§ **Challenges**:
1: Answer these questions from the text on HWE profiles, one line each, marked like the questions.
(a) Which parameter selects a profile?
(b) What node range does the Medium profile cover in the table?
(c) In the example, what memory limit is set for prometheus?
2: For each statement, say yes or no according to the text on HWE profiles, and quote the words that decide it.
(a) The profiles guarantee stable work of each component.
(b) When no profile is chosen, medium values are used for each component.
(c) The Large profile is meant for clouds with more than 15 nodes.
3: Rewrite the paragraph of the text on HWE profiles that begins "Platform Monitoring has several profiles" as a short list, keeping its main facts.

§ **Source**:
§

4. Count of users/requests¶

Components in this group have UI or handle requests. For example, grafana have UI and handle requests which view on dashboards.

grafana
promxy
vmAuth
oAuth2-proxy

HWE profiles¶

Platform Monitoring has several profiles which can be used - small, medium and large. Set global.profile parameter to using one of these profiles else will be used medium values for each component of monitoring stack.

	Nodes	Pods	Points per minute
Small	1-6	less 100	less 1Mil
Medium	6-15	100-500	1-3Mil
Large	15+	500+	3+Mil

The Small profile is suitable for small cloud with nodes less 6, pods less 100 and points per minute less than 1Mil.
The Medium profile is suitable for cloud with 6-15 nodes, 100-500 pods and points per minute about 3Mil.
The Large profile is suitable for huge cloud with big count of nodes, pods and metrics. Nodes more than 15, pods more 500 and points per minute can be 10Mil.

Also, you can specify resource parameter for one or more components to override value from profile that uses for deploy.

Example, overriding resources for monitoring-operator and prometheus, but resources for other components will be used from small profile.

global:
  profile: "small"
monitoringOperator:
  resources:
    limits:
      cpu: 100m
      memory: 150Mi
    requests:
      cpu: 50m
      memory: 50Mi
prometheus:
  install: true
  resources:
    requests:
      cpu: 1000m
      memory: 2Gi
    limits:
      cpu: 3000m
      memory: 8Gi

NOTE: These profiles don't guarantee a stable work of each component. You can increase/override resource parameter if it needs. Our profiles can't cover all cases for all clouds. Examples with resource usage in different clouds.

NOTE: If you do not set profile parameter value for resources will set such as medium value of resources.

§

§ **Dataset records**:
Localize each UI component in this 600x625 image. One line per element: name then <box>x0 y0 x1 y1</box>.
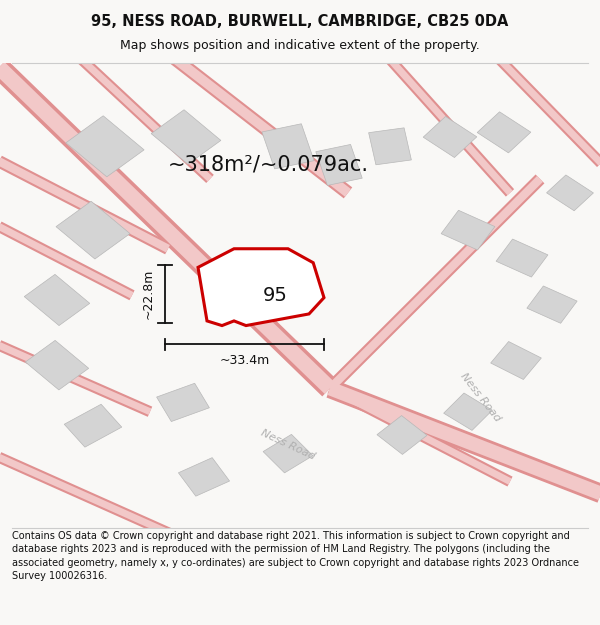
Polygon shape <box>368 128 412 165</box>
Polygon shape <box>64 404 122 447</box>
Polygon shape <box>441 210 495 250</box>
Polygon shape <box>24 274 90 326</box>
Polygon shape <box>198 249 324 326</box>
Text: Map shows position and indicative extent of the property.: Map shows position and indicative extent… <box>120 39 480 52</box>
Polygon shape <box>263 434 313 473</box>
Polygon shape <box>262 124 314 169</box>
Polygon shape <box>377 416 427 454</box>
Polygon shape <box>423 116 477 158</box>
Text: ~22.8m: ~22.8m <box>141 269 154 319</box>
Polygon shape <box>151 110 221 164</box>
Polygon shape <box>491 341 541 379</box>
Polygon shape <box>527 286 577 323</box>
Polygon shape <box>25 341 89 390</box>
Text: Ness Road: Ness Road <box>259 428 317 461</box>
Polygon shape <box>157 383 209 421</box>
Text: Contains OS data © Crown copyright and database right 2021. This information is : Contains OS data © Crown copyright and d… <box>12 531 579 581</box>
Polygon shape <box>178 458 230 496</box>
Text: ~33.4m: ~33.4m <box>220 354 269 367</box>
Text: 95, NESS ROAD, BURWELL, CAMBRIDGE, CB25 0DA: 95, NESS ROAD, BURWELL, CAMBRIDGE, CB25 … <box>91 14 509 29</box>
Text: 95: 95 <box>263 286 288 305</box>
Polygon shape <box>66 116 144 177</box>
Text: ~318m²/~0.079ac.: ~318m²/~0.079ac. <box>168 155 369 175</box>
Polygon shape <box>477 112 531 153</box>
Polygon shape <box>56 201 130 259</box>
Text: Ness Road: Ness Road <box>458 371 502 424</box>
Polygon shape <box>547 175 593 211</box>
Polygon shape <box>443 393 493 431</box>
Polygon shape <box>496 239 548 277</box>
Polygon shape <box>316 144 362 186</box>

§

§ **Solutions by task**:
1:
(a) global.profile
(b) 6-15
(c) 8Gi

2:
(a) No: "These profiles don't guarantee a stable work of each component."
(b) Yes: "else will be used medium values for each component of monitoring stack."
(c) Yes: "Nodes more than 15"

3:
- Platform Monitoring offers three profiles: small, medium and large.
- The global.profile parameter selects one of them.
- If it is not set, medium values are used for each component of the monitoring stack.